[Dataset excerpt]

--*--

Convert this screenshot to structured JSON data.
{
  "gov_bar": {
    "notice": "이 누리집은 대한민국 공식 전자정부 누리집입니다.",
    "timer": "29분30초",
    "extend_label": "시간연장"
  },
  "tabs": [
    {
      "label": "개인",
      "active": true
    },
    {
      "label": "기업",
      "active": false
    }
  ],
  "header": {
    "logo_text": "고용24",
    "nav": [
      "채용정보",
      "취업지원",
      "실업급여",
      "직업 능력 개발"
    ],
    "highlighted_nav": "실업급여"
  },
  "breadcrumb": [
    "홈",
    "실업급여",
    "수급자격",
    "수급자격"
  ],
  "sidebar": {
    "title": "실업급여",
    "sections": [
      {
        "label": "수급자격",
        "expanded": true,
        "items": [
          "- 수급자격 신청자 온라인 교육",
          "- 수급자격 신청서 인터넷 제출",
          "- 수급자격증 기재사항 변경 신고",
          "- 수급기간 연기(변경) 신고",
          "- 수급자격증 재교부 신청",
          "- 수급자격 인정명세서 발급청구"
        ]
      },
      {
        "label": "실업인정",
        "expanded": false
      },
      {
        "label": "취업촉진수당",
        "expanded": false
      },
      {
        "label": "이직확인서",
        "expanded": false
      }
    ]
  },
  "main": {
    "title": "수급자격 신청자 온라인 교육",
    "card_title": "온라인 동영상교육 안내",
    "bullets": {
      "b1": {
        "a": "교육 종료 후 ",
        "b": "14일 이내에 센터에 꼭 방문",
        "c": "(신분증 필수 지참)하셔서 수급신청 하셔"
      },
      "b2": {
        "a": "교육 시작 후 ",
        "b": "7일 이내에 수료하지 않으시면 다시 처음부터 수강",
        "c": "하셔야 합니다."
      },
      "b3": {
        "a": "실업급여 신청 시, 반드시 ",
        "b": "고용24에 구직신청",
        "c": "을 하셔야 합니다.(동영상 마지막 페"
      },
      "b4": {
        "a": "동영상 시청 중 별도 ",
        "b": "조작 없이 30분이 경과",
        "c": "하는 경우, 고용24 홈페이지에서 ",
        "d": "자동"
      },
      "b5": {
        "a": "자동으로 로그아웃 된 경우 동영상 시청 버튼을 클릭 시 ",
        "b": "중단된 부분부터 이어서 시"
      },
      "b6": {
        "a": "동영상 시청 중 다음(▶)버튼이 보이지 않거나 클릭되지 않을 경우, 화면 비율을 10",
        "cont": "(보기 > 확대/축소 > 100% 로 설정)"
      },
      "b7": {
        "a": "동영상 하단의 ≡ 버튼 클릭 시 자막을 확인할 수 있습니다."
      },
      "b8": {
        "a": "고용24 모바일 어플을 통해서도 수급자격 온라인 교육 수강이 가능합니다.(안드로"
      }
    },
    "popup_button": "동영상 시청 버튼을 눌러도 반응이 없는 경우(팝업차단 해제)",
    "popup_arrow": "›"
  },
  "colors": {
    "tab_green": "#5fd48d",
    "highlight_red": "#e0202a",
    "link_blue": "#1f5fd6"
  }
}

--*--

Task brief:
Identify every line holding the word "실업급여" and copy it out.

Output of the task:
      "실업급여",
    "highlighted_nav": "실업급여"
    "실업급여",
    "title": "실업급여",
        "a": "실업급여 신청 시, 반드시 ",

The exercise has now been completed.